# DATA LISTING start

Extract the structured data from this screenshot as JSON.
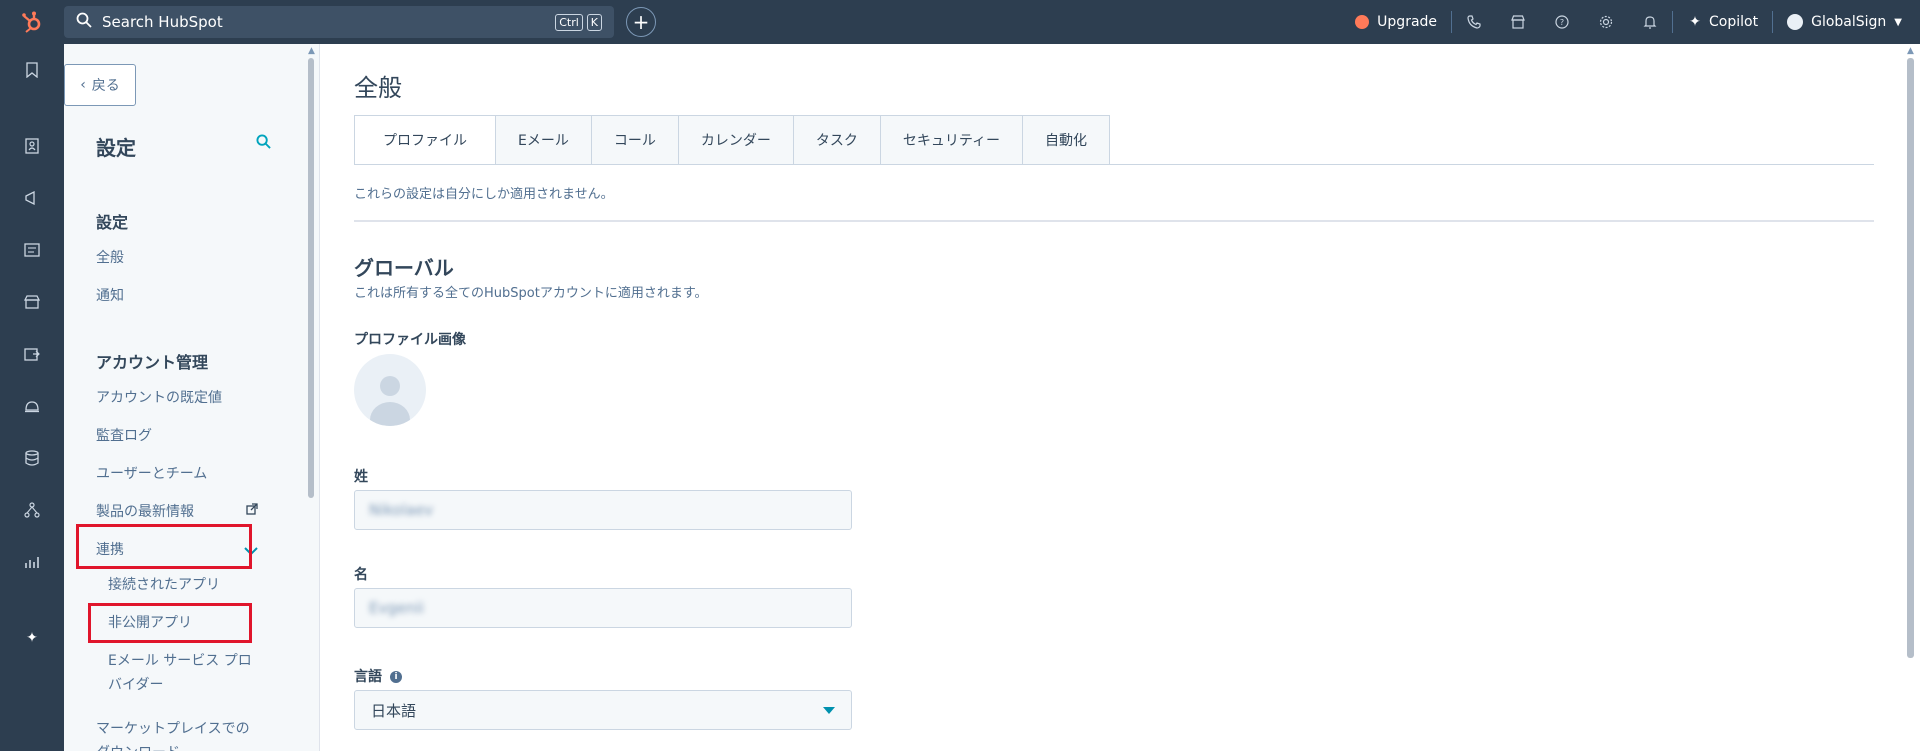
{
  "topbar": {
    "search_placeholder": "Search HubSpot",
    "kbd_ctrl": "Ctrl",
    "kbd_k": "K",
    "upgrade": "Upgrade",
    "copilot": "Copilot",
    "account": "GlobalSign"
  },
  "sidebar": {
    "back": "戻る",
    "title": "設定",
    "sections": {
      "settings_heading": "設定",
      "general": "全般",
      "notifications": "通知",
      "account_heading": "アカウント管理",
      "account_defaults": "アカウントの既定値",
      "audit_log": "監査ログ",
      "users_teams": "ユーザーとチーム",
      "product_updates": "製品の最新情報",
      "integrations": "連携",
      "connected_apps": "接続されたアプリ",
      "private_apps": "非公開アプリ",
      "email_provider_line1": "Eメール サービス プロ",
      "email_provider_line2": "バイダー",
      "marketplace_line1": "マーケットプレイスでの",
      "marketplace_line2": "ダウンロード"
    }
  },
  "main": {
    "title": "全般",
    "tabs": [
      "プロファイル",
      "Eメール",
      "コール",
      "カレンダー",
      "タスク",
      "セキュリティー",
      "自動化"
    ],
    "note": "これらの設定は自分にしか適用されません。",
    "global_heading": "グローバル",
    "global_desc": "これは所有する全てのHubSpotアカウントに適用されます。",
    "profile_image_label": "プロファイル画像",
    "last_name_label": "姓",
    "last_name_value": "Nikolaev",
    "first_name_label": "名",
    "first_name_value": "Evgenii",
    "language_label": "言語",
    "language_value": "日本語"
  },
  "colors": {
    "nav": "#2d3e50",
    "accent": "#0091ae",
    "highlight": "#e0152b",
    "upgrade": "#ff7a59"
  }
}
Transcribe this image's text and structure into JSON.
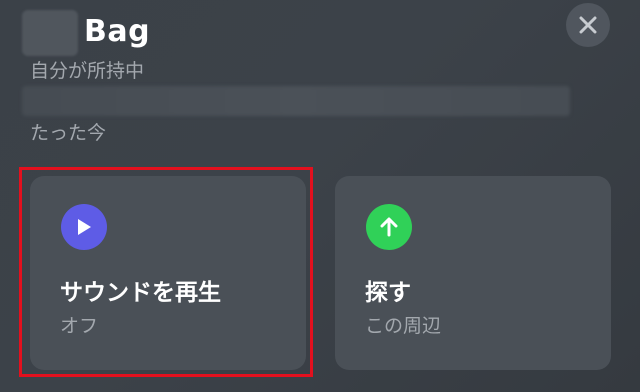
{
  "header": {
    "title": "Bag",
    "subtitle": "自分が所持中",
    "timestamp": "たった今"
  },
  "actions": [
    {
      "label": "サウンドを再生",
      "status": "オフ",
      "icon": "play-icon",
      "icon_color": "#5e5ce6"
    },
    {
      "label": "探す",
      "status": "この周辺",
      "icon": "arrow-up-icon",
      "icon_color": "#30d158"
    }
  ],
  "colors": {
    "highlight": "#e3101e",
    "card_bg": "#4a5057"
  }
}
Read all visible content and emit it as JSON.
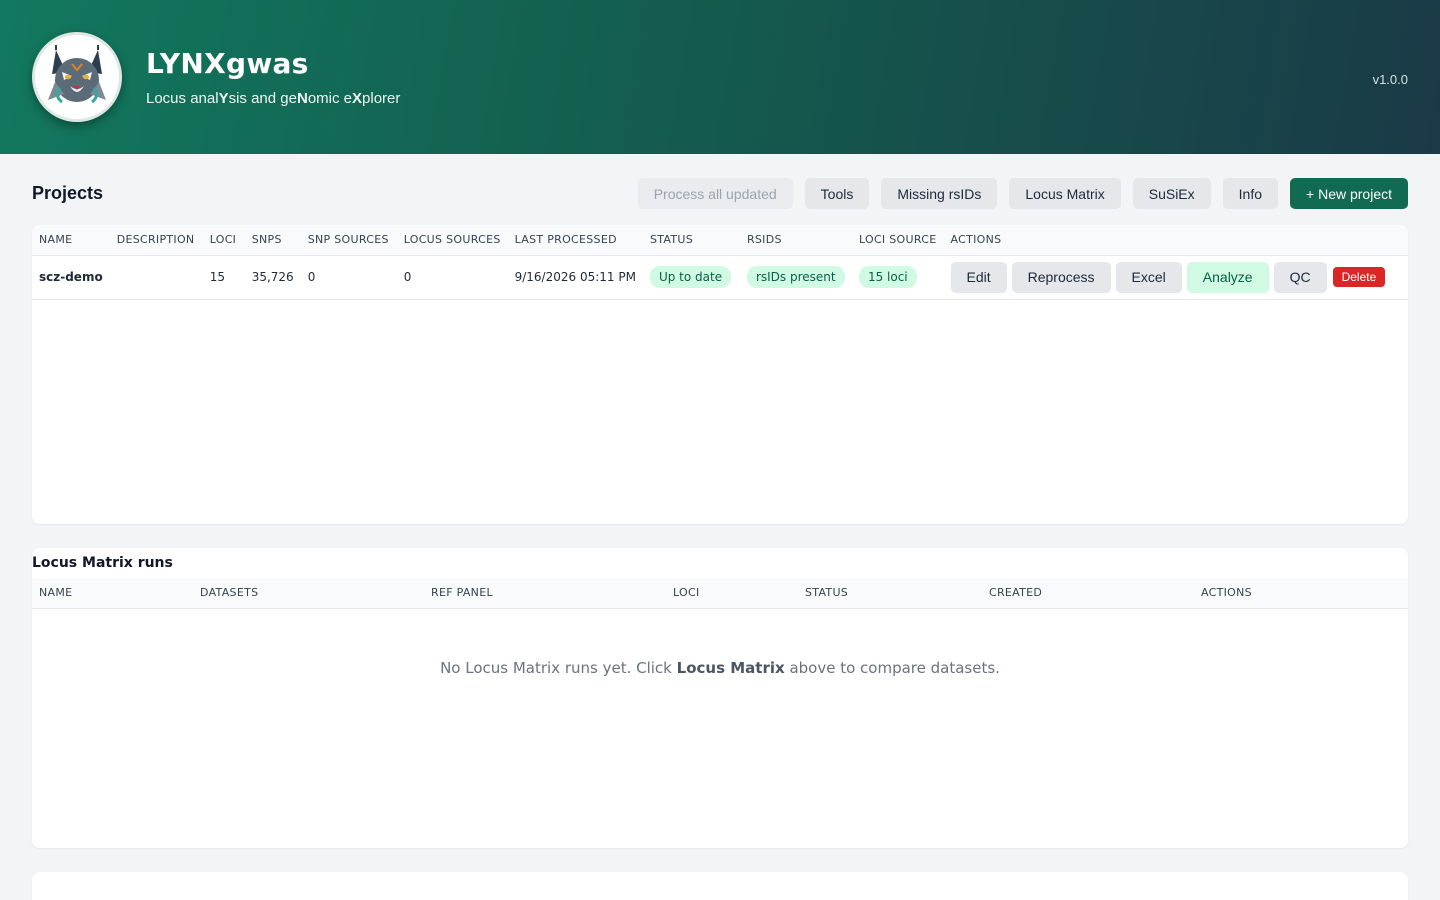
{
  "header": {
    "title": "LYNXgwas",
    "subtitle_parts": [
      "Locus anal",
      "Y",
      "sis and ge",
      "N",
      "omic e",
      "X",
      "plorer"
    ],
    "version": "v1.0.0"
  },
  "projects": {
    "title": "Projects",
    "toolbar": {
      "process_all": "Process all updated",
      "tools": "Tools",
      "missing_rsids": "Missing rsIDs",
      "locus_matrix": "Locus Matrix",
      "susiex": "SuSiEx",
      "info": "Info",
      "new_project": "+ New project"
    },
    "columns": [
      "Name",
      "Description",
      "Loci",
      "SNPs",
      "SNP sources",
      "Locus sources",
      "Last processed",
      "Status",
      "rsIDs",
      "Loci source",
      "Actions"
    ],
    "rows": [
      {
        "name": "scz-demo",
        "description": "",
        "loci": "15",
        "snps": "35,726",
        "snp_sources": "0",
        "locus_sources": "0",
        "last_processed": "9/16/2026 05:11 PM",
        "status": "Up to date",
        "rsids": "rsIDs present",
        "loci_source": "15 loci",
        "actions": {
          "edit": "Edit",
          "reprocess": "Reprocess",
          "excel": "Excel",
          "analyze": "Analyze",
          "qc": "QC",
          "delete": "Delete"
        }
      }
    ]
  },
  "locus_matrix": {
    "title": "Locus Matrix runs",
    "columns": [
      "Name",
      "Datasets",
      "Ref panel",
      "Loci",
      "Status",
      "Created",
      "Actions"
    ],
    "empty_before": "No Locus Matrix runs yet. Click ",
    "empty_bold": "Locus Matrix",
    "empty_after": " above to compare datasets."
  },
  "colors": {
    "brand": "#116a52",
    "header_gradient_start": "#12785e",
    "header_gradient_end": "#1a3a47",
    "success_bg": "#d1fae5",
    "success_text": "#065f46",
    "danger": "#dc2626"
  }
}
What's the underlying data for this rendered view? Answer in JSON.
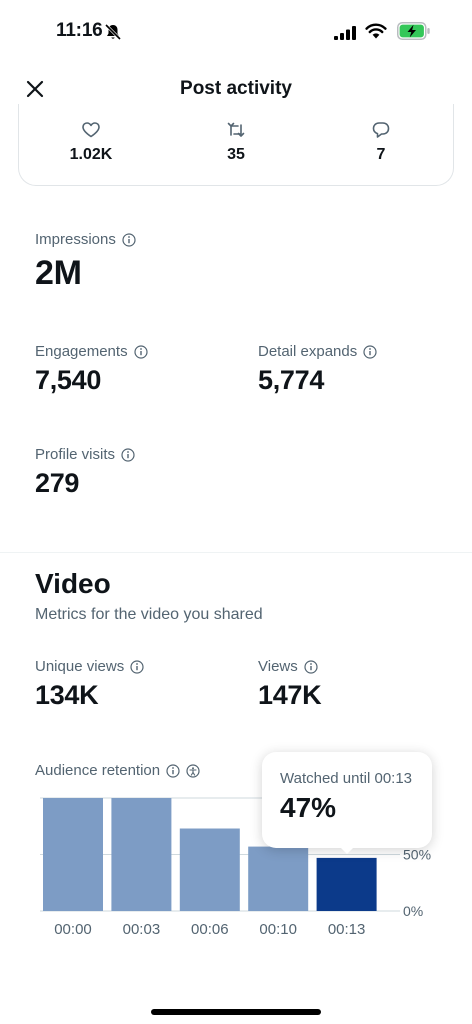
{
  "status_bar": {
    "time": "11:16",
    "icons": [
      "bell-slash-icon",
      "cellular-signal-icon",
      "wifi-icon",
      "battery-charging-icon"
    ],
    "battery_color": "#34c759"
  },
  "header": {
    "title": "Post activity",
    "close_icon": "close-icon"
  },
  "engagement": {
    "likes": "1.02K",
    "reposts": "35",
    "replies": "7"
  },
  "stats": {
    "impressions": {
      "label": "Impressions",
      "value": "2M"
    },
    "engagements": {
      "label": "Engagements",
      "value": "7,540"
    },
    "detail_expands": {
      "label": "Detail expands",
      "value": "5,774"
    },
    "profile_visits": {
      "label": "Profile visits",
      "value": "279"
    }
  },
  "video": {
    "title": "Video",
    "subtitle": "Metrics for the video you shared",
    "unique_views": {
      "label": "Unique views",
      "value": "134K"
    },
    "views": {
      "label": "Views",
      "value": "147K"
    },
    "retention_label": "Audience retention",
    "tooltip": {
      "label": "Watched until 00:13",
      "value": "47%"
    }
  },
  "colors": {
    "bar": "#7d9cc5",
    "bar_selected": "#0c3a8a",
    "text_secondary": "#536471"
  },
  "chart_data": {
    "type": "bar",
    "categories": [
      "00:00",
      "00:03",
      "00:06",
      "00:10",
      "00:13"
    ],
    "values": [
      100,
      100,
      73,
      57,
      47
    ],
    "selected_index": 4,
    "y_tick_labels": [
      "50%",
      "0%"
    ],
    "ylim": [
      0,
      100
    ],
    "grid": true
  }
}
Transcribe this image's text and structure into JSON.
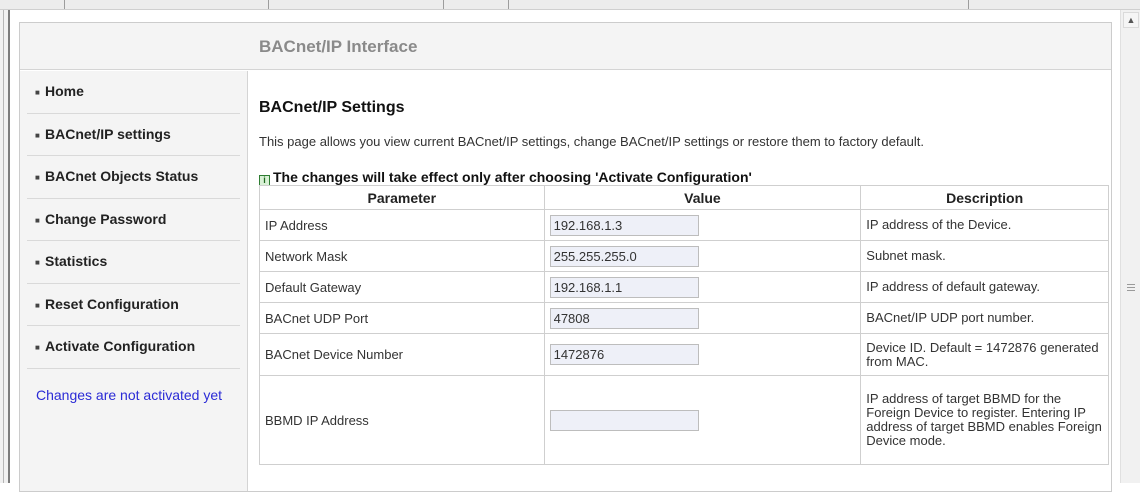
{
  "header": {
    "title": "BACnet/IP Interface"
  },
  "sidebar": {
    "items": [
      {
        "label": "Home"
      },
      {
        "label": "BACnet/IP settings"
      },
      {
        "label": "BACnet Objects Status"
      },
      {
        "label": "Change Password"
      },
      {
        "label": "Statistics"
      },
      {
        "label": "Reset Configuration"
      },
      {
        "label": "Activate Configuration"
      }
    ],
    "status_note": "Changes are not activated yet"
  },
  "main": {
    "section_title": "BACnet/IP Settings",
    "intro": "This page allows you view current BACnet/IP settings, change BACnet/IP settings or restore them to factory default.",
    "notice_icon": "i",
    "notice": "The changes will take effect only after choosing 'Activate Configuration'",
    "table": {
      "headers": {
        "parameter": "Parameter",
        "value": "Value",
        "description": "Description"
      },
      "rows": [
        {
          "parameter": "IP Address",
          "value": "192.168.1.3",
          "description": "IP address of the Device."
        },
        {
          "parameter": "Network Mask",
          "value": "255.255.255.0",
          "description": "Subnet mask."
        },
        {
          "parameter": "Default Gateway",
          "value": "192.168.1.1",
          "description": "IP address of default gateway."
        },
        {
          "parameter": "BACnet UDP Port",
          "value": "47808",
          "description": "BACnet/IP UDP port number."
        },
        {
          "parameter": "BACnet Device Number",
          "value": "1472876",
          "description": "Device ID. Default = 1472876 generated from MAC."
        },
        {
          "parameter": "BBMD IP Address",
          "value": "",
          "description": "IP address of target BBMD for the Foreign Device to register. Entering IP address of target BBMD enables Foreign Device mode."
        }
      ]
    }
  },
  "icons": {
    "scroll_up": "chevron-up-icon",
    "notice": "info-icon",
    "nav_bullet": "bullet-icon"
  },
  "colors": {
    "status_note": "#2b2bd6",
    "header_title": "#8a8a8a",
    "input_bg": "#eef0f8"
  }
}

# DATA LISTING end

» **WHAT THIS TASK INVOLVES**: Copy out the listing exactly as it stands, but not the pictures.

» **THE COMPLETED TASK**:
Extract the structured data from this screenshot as JSON.
{
  "topbar": {
    "search_placeholder": "Search HubSpot",
    "kbd_ctrl": "Ctrl",
    "kbd_k": "K",
    "upgrade": "Upgrade",
    "copilot": "Copilot",
    "account": "GlobalSign"
  },
  "sidebar": {
    "back": "戻る",
    "title": "設定",
    "sections": {
      "settings_heading": "設定",
      "general": "全般",
      "notifications": "通知",
      "account_heading": "アカウント管理",
      "account_defaults": "アカウントの既定値",
      "audit_log": "監査ログ",
      "users_teams": "ユーザーとチーム",
      "product_updates": "製品の最新情報",
      "integrations": "連携",
      "connected_apps": "接続されたアプリ",
      "private_apps": "非公開アプリ",
      "email_provider_line1": "Eメール サービス プロ",
      "email_provider_line2": "バイダー",
      "marketplace_line1": "マーケットプレイスでの",
      "marketplace_line2": "ダウンロード"
    }
  },
  "main": {
    "title": "全般",
    "tabs": [
      "プロファイル",
      "Eメール",
      "コール",
      "カレンダー",
      "タスク",
      "セキュリティー",
      "自動化"
    ],
    "note": "これらの設定は自分にしか適用されません。",
    "global_heading": "グローバル",
    "global_desc": "これは所有する全てのHubSpotアカウントに適用されます。",
    "profile_image_label": "プロファイル画像",
    "last_name_label": "姓",
    "last_name_value": "Nikolaev",
    "first_name_label": "名",
    "first_name_value": "Evgenii",
    "language_label": "言語",
    "language_value": "日本語"
  },
  "colors": {
    "nav": "#2d3e50",
    "accent": "#0091ae",
    "highlight": "#e0152b",
    "upgrade": "#ff7a59"
  }
}
Transcribe this image's text and structure into JSON.
{
  "header": {
    "title": "Bag",
    "subtitle": "自分が所持中",
    "timestamp": "たった今"
  },
  "actions": [
    {
      "label": "サウンドを再生",
      "status": "オフ",
      "icon": "play-icon",
      "icon_color": "#5e5ce6"
    },
    {
      "label": "探す",
      "status": "この周辺",
      "icon": "arrow-up-icon",
      "icon_color": "#30d158"
    }
  ],
  "colors": {
    "highlight": "#e3101e",
    "card_bg": "#4a5057"
  }
}
Read all visible content and emit it as JSON.
{
  "header": {
    "title": "LYNXgwas",
    "subtitle_parts": [
      "Locus anal",
      "Y",
      "sis and ge",
      "N",
      "omic e",
      "X",
      "plorer"
    ],
    "version": "v1.0.0"
  },
  "projects": {
    "title": "Projects",
    "toolbar": {
      "process_all": "Process all updated",
      "tools": "Tools",
      "missing_rsids": "Missing rsIDs",
      "locus_matrix": "Locus Matrix",
      "susiex": "SuSiEx",
      "info": "Info",
      "new_project": "+ New project"
    },
    "columns": [
      "Name",
      "Description",
      "Loci",
      "SNPs",
      "SNP sources",
      "Locus sources",
      "Last processed",
      "Status",
      "rsIDs",
      "Loci source",
      "Actions"
    ],
    "rows": [
      {
        "name": "scz-demo",
        "description": "",
        "loci": "15",
        "snps": "35,726",
        "snp_sources": "0",
        "locus_sources": "0",
        "last_processed": "9/16/2026 05:11 PM",
        "status": "Up to date",
        "rsids": "rsIDs present",
        "loci_source": "15 loci",
        "actions": {
          "edit": "Edit",
          "reprocess": "Reprocess",
          "excel": "Excel",
          "analyze": "Analyze",
          "qc": "QC",
          "delete": "Delete"
        }
      }
    ]
  },
  "locus_matrix": {
    "title": "Locus Matrix runs",
    "columns": [
      "Name",
      "Datasets",
      "Ref panel",
      "Loci",
      "Status",
      "Created",
      "Actions"
    ],
    "empty_before": "No Locus Matrix runs yet. Click ",
    "empty_bold": "Locus Matrix",
    "empty_after": " above to compare datasets."
  },
  "colors": {
    "brand": "#116a52",
    "header_gradient_start": "#12785e",
    "header_gradient_end": "#1a3a47",
    "success_bg": "#d1fae5",
    "success_text": "#065f46",
    "danger": "#dc2626"
  }
}
What's the underlying data for this rendered view? Answer in JSON.
{
  "status_bar": {
    "time": "11:16",
    "icons": [
      "bell-slash-icon",
      "cellular-signal-icon",
      "wifi-icon",
      "battery-charging-icon"
    ],
    "battery_color": "#34c759"
  },
  "header": {
    "title": "Post activity",
    "close_icon": "close-icon"
  },
  "engagement": {
    "likes": "1.02K",
    "reposts": "35",
    "replies": "7"
  },
  "stats": {
    "impressions": {
      "label": "Impressions",
      "value": "2M"
    },
    "engagements": {
      "label": "Engagements",
      "value": "7,540"
    },
    "detail_expands": {
      "label": "Detail expands",
      "value": "5,774"
    },
    "profile_visits": {
      "label": "Profile visits",
      "value": "279"
    }
  },
  "video": {
    "title": "Video",
    "subtitle": "Metrics for the video you shared",
    "unique_views": {
      "label": "Unique views",
      "value": "134K"
    },
    "views": {
      "label": "Views",
      "value": "147K"
    },
    "retention_label": "Audience retention",
    "tooltip": {
      "label": "Watched until 00:13",
      "value": "47%"
    }
  },
  "colors": {
    "bar": "#7d9cc5",
    "bar_selected": "#0c3a8a",
    "text_secondary": "#536471"
  },
  "chart_data": {
    "type": "bar",
    "categories": [
      "00:00",
      "00:03",
      "00:06",
      "00:10",
      "00:13"
    ],
    "values": [
      100,
      100,
      73,
      57,
      47
    ],
    "selected_index": 4,
    "y_tick_labels": [
      "50%",
      "0%"
    ],
    "ylim": [
      0,
      100
    ],
    "grid": true
  }
}
Transcribe this image's text and structure into JSON.
{
  "header": {
    "title": "BACnet/IP Interface"
  },
  "sidebar": {
    "items": [
      {
        "label": "Home"
      },
      {
        "label": "BACnet/IP settings"
      },
      {
        "label": "BACnet Objects Status"
      },
      {
        "label": "Change Password"
      },
      {
        "label": "Statistics"
      },
      {
        "label": "Reset Configuration"
      },
      {
        "label": "Activate Configuration"
      }
    ],
    "status_note": "Changes are not activated yet"
  },
  "main": {
    "section_title": "BACnet/IP Settings",
    "intro": "This page allows you view current BACnet/IP settings, change BACnet/IP settings or restore them to factory default.",
    "notice_icon": "i",
    "notice": "The changes will take effect only after choosing 'Activate Configuration'",
    "table": {
      "headers": {
        "parameter": "Parameter",
        "value": "Value",
        "description": "Description"
      },
      "rows": [
        {
          "parameter": "IP Address",
          "value": "192.168.1.3",
          "description": "IP address of the Device."
        },
        {
          "parameter": "Network Mask",
          "value": "255.255.255.0",
          "description": "Subnet mask."
        },
        {
          "parameter": "Default Gateway",
          "value": "192.168.1.1",
          "description": "IP address of default gateway."
        },
        {
          "parameter": "BACnet UDP Port",
          "value": "47808",
          "description": "BACnet/IP UDP port number."
        },
        {
          "parameter": "BACnet Device Number",
          "value": "1472876",
          "description": "Device ID. Default = 1472876 generated from MAC."
        },
        {
          "parameter": "BBMD IP Address",
          "value": "",
          "description": "IP address of target BBMD for the Foreign Device to register. Entering IP address of target BBMD enables Foreign Device mode."
        }
      ]
    }
  },
  "icons": {
    "scroll_up": "chevron-up-icon",
    "notice": "info-icon",
    "nav_bullet": "bullet-icon"
  },
  "colors": {
    "status_note": "#2b2bd6",
    "header_title": "#8a8a8a",
    "input_bg": "#eef0f8"
  }
}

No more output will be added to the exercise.